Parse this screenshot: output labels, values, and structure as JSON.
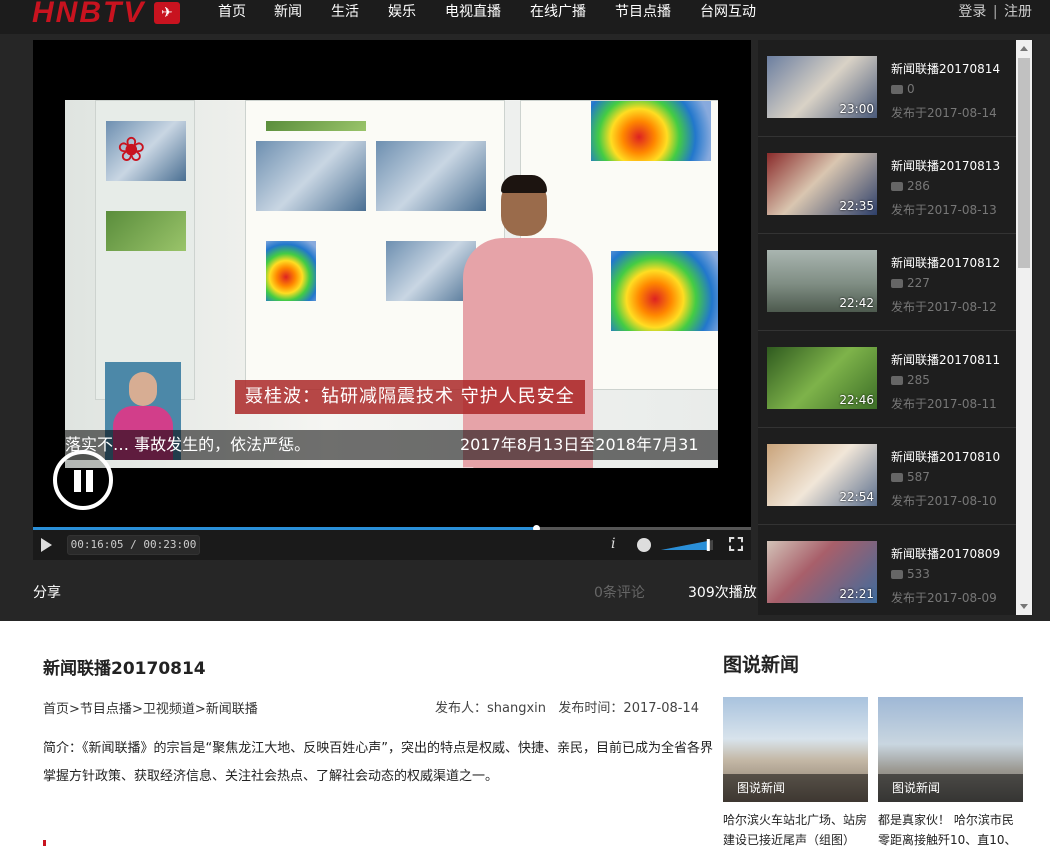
{
  "header": {
    "logo": "HNBTV",
    "nav": [
      "首页",
      "新闻",
      "生活",
      "娱乐",
      "电视直播",
      "在线广播",
      "节目点播",
      "台网互动"
    ],
    "login": "登录",
    "separator": "|",
    "register": "注册"
  },
  "player": {
    "caption_title": "聂桂波：钻研减隔震技术  守护人民安全",
    "subtitle_left": "落实不… 事故发生的，依法严惩。",
    "subtitle_right": "2017年8月13日至2018年7月31日，",
    "time_display": "00:16:05 / 00:23:00",
    "progress_fraction": 0.7,
    "volume_fraction": 0.9,
    "info_icon_label": "i"
  },
  "below_player": {
    "share": "分享",
    "comments": "0条评论",
    "plays": "309次播放"
  },
  "playlist": [
    {
      "title": "新闻联播20170814",
      "plays": "0",
      "date": "发布于2017-08-14",
      "duration": "23:00"
    },
    {
      "title": "新闻联播20170813",
      "plays": "286",
      "date": "发布于2017-08-13",
      "duration": "22:35"
    },
    {
      "title": "新闻联播20170812",
      "plays": "227",
      "date": "发布于2017-08-12",
      "duration": "22:42"
    },
    {
      "title": "新闻联播20170811",
      "plays": "285",
      "date": "发布于2017-08-11",
      "duration": "22:46"
    },
    {
      "title": "新闻联播20170810",
      "plays": "587",
      "date": "发布于2017-08-10",
      "duration": "22:54"
    },
    {
      "title": "新闻联播20170809",
      "plays": "533",
      "date": "发布于2017-08-09",
      "duration": "22:21"
    }
  ],
  "article": {
    "title": "新闻联播20170814",
    "breadcrumb": [
      "首页",
      "节目点播",
      "卫视频道",
      "新闻联播"
    ],
    "breadcrumb_sep": ">",
    "publisher": "发布人：shangxin",
    "publish_time": "发布时间：2017-08-14",
    "description": "简介：《新闻联播》的宗旨是“聚焦龙江大地、反映百姓心声”，突出的特点是权威、快捷、亲民，目前已成为全省各界掌握方针政策、获取经济信息、关注社会热点、了解社会动态的权威渠道之一。"
  },
  "picnews": {
    "heading": "图说新闻",
    "items": [
      {
        "label": "图说新闻",
        "caption": "哈尔滨火车站北广场、站房建设已接近尾声（组图）"
      },
      {
        "label": "图说新闻",
        "caption": "都是真家伙！ 哈尔滨市民零距离接触歼10、直10、"
      }
    ]
  },
  "colors": {
    "brand_red": "#c8131f",
    "progress_blue": "#2a8fd8",
    "dark_bg": "#262626"
  }
}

§

Direction: Reproduce the records above exactly, leaving out every picture they contain.

Response below:
Parse this screenshot: output labels, values, and structure as JSON.
{
  "header": {
    "logo": "HNBTV",
    "nav": [
      "首页",
      "新闻",
      "生活",
      "娱乐",
      "电视直播",
      "在线广播",
      "节目点播",
      "台网互动"
    ],
    "login": "登录",
    "separator": "|",
    "register": "注册"
  },
  "player": {
    "caption_title": "聂桂波：钻研减隔震技术  守护人民安全",
    "subtitle_left": "落实不… 事故发生的，依法严惩。",
    "subtitle_right": "2017年8月13日至2018年7月31日，",
    "time_display": "00:16:05 / 00:23:00",
    "progress_fraction": 0.7,
    "volume_fraction": 0.9,
    "info_icon_label": "i"
  },
  "below_player": {
    "share": "分享",
    "comments": "0条评论",
    "plays": "309次播放"
  },
  "playlist": [
    {
      "title": "新闻联播20170814",
      "plays": "0",
      "date": "发布于2017-08-14",
      "duration": "23:00"
    },
    {
      "title": "新闻联播20170813",
      "plays": "286",
      "date": "发布于2017-08-13",
      "duration": "22:35"
    },
    {
      "title": "新闻联播20170812",
      "plays": "227",
      "date": "发布于2017-08-12",
      "duration": "22:42"
    },
    {
      "title": "新闻联播20170811",
      "plays": "285",
      "date": "发布于2017-08-11",
      "duration": "22:46"
    },
    {
      "title": "新闻联播20170810",
      "plays": "587",
      "date": "发布于2017-08-10",
      "duration": "22:54"
    },
    {
      "title": "新闻联播20170809",
      "plays": "533",
      "date": "发布于2017-08-09",
      "duration": "22:21"
    }
  ],
  "article": {
    "title": "新闻联播20170814",
    "breadcrumb": [
      "首页",
      "节目点播",
      "卫视频道",
      "新闻联播"
    ],
    "breadcrumb_sep": ">",
    "publisher": "发布人：shangxin",
    "publish_time": "发布时间：2017-08-14",
    "description": "简介：《新闻联播》的宗旨是“聚焦龙江大地、反映百姓心声”，突出的特点是权威、快捷、亲民，目前已成为全省各界掌握方针政策、获取经济信息、关注社会热点、了解社会动态的权威渠道之一。"
  },
  "picnews": {
    "heading": "图说新闻",
    "items": [
      {
        "label": "图说新闻",
        "caption": "哈尔滨火车站北广场、站房建设已接近尾声（组图）"
      },
      {
        "label": "图说新闻",
        "caption": "都是真家伙！ 哈尔滨市民零距离接触歼10、直10、"
      }
    ]
  },
  "colors": {
    "brand_red": "#c8131f",
    "progress_blue": "#2a8fd8",
    "dark_bg": "#262626"
  }
}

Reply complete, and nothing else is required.